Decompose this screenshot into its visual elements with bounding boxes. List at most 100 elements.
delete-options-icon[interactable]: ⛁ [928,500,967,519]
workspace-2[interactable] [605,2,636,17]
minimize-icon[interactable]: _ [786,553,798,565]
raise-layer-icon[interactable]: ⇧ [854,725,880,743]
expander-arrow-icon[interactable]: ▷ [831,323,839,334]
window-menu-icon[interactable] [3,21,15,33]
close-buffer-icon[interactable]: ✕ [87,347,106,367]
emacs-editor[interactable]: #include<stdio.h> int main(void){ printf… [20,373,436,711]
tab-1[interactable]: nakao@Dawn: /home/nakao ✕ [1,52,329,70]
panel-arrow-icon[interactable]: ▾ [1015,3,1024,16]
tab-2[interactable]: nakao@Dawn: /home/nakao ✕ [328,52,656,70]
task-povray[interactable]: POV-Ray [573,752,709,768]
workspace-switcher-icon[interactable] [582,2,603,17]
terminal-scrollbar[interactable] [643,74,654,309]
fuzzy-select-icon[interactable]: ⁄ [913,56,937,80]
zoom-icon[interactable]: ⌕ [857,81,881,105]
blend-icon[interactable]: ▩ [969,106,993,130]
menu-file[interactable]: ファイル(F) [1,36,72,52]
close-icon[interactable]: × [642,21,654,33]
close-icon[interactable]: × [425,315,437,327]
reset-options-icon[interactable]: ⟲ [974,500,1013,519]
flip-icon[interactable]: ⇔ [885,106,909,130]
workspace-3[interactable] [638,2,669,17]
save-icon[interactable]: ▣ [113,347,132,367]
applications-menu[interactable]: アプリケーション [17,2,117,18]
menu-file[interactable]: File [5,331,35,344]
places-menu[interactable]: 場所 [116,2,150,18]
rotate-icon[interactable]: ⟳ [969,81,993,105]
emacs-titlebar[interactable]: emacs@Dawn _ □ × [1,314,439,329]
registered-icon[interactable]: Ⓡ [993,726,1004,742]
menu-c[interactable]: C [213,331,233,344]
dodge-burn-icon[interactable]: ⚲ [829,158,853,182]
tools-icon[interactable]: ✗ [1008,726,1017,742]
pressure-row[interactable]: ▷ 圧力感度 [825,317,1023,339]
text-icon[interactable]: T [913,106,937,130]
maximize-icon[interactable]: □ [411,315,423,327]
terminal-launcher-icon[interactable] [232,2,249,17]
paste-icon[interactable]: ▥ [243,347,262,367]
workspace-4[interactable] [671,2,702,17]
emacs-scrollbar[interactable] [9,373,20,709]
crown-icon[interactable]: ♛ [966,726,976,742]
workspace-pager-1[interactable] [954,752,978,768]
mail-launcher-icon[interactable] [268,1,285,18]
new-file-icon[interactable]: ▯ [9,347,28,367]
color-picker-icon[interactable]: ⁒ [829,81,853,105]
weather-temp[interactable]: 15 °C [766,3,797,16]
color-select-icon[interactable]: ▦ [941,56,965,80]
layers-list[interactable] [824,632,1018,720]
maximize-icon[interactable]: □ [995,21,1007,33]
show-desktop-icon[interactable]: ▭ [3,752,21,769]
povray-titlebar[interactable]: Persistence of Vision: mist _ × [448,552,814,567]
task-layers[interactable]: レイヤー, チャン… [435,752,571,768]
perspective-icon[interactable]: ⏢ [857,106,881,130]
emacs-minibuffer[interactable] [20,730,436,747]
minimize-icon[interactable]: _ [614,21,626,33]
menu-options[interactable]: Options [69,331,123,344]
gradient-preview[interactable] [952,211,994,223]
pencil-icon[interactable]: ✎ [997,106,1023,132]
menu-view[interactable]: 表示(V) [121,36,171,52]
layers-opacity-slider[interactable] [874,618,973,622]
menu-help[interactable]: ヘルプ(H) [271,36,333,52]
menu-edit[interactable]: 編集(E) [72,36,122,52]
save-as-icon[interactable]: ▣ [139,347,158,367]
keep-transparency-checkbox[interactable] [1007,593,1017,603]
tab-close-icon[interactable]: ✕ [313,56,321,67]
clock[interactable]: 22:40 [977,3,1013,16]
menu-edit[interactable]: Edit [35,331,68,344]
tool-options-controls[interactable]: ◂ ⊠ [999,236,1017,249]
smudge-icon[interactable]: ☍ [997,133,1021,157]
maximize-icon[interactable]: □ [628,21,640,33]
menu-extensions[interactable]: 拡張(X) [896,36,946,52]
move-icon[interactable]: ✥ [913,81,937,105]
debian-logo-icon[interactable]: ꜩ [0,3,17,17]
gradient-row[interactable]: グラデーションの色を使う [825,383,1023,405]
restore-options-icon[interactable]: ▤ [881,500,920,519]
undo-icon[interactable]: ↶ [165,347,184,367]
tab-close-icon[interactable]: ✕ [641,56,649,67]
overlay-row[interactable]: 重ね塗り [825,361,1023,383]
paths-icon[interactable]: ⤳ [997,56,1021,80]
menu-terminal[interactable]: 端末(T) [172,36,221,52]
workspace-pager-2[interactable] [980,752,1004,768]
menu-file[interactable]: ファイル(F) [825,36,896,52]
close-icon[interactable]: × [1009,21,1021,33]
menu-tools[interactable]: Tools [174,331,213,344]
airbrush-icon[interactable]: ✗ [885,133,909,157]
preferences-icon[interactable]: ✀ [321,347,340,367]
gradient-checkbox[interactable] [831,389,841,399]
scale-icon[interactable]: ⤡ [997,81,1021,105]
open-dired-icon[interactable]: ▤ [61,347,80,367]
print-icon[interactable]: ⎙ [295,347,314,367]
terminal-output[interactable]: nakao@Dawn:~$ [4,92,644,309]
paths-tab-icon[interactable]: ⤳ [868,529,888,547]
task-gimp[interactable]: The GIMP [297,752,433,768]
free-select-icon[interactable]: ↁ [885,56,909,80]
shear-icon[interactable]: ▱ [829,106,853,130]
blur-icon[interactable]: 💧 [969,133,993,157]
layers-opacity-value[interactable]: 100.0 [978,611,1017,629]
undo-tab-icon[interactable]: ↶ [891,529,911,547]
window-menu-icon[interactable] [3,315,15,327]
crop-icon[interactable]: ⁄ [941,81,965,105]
• • • • • • •
**INSTRUCTIONS FOR THE TASK**
Reproduce the entire listing above word for word, keeping every line in its original order.

**TASK RESULT**
Decompose this screenshot into its visual elements with bounding boxes. List at most 100 elements.
delete-options-icon[interactable]: ⛁ [928,500,967,519]
workspace-2[interactable] [605,2,636,17]
minimize-icon[interactable]: _ [786,553,798,565]
raise-layer-icon[interactable]: ⇧ [854,725,880,743]
expander-arrow-icon[interactable]: ▷ [831,323,839,334]
window-menu-icon[interactable] [3,21,15,33]
close-buffer-icon[interactable]: ✕ [87,347,106,367]
emacs-editor[interactable]: #include<stdio.h> int main(void){ printf… [20,373,436,711]
tab-1[interactable]: nakao@Dawn: /home/nakao ✕ [1,52,329,70]
panel-arrow-icon[interactable]: ▾ [1015,3,1024,16]
tab-2[interactable]: nakao@Dawn: /home/nakao ✕ [328,52,656,70]
task-povray[interactable]: POV-Ray [573,752,709,768]
workspace-switcher-icon[interactable] [582,2,603,17]
terminal-scrollbar[interactable] [643,74,654,309]
fuzzy-select-icon[interactable]: ⁄ [913,56,937,80]
zoom-icon[interactable]: ⌕ [857,81,881,105]
blend-icon[interactable]: ▩ [969,106,993,130]
menu-file[interactable]: ファイル(F) [1,36,72,52]
close-icon[interactable]: × [642,21,654,33]
close-icon[interactable]: × [425,315,437,327]
reset-options-icon[interactable]: ⟲ [974,500,1013,519]
flip-icon[interactable]: ⇔ [885,106,909,130]
workspace-3[interactable] [638,2,669,17]
save-icon[interactable]: ▣ [113,347,132,367]
applications-menu[interactable]: アプリケーション [17,2,117,18]
menu-file[interactable]: File [5,331,35,344]
places-menu[interactable]: 場所 [116,2,150,18]
rotate-icon[interactable]: ⟳ [969,81,993,105]
emacs-titlebar[interactable]: emacs@Dawn _ □ × [1,314,439,329]
registered-icon[interactable]: Ⓡ [993,726,1004,742]
menu-c[interactable]: C [213,331,233,344]
dodge-burn-icon[interactable]: ⚲ [829,158,853,182]
tools-icon[interactable]: ✗ [1008,726,1017,742]
pressure-row[interactable]: ▷ 圧力感度 [825,317,1023,339]
text-icon[interactable]: T [913,106,937,130]
maximize-icon[interactable]: □ [411,315,423,327]
terminal-launcher-icon[interactable] [232,2,249,17]
paste-icon[interactable]: ▥ [243,347,262,367]
workspace-4[interactable] [671,2,702,17]
emacs-scrollbar[interactable] [9,373,20,709]
crown-icon[interactable]: ♛ [966,726,976,742]
workspace-pager-1[interactable] [954,752,978,768]
mail-launcher-icon[interactable] [268,1,285,18]
new-file-icon[interactable]: ▯ [9,347,28,367]
color-picker-icon[interactable]: ⁒ [829,81,853,105]
weather-temp[interactable]: 15 °C [766,3,797,16]
color-select-icon[interactable]: ▦ [941,56,965,80]
layers-list[interactable] [824,632,1018,720]
maximize-icon[interactable]: □ [995,21,1007,33]
show-desktop-icon[interactable]: ▭ [3,752,21,769]
povray-titlebar[interactable]: Persistence of Vision: mist _ × [448,552,814,567]
task-layers[interactable]: レイヤー, チャン… [435,752,571,768]
perspective-icon[interactable]: ⏢ [857,106,881,130]
emacs-minibuffer[interactable] [20,730,436,747]
minimize-icon[interactable]: _ [614,21,626,33]
menu-options[interactable]: Options [69,331,123,344]
gradient-preview[interactable] [952,211,994,223]
pencil-icon[interactable]: ✎ [997,106,1023,132]
menu-view[interactable]: 表示(V) [121,36,171,52]
layers-opacity-slider[interactable] [874,618,973,622]
menu-help[interactable]: ヘルプ(H) [271,36,333,52]
menu-edit[interactable]: 編集(E) [72,36,122,52]
save-as-icon[interactable]: ▣ [139,347,158,367]
keep-transparency-checkbox[interactable] [1007,593,1017,603]
tab-close-icon[interactable]: ✕ [313,56,321,67]
clock[interactable]: 22:40 [977,3,1013,16]
menu-edit[interactable]: Edit [35,331,68,344]
tool-options-controls[interactable]: ◂ ⊠ [999,236,1017,249]
smudge-icon[interactable]: ☍ [997,133,1021,157]
maximize-icon[interactable]: □ [628,21,640,33]
menu-extensions[interactable]: 拡張(X) [896,36,946,52]
move-icon[interactable]: ✥ [913,81,937,105]
debian-logo-icon[interactable]: ꜩ [0,3,17,17]
gradient-row[interactable]: グラデーションの色を使う [825,383,1023,405]
restore-options-icon[interactable]: ▤ [881,500,920,519]
undo-icon[interactable]: ↶ [165,347,184,367]
tab-close-icon[interactable]: ✕ [641,56,649,67]
overlay-row[interactable]: 重ね塗り [825,361,1023,383]
paths-icon[interactable]: ⤳ [997,56,1021,80]
menu-terminal[interactable]: 端末(T) [172,36,221,52]
workspace-pager-2[interactable] [980,752,1004,768]
menu-file[interactable]: ファイル(F) [825,36,896,52]
close-icon[interactable]: × [1009,21,1021,33]
menu-tools[interactable]: Tools [174,331,213,344]
airbrush-icon[interactable]: ✗ [885,133,909,157]
preferences-icon[interactable]: ✀ [321,347,340,367]
gradient-checkbox[interactable] [831,389,841,399]
scale-icon[interactable]: ⤡ [997,81,1021,105]
open-dired-icon[interactable]: ▤ [61,347,80,367]
print-icon[interactable]: ⎙ [295,347,314,367]
terminal-output[interactable]: nakao@Dawn:~$ [4,92,644,309]
paths-tab-icon[interactable]: ⤳ [868,529,888,547]
task-gimp[interactable]: The GIMP [297,752,433,768]
free-select-icon[interactable]: ↁ [885,56,909,80]
shear-icon[interactable]: ▱ [829,106,853,130]
blur-icon[interactable]: 💧 [969,133,993,157]
layers-opacity-value[interactable]: 100.0 [978,611,1017,629]
undo-tab-icon[interactable]: ↶ [891,529,911,547]
window-menu-icon[interactable] [3,315,15,327]
crop-icon[interactable]: ⁄ [941,81,965,105]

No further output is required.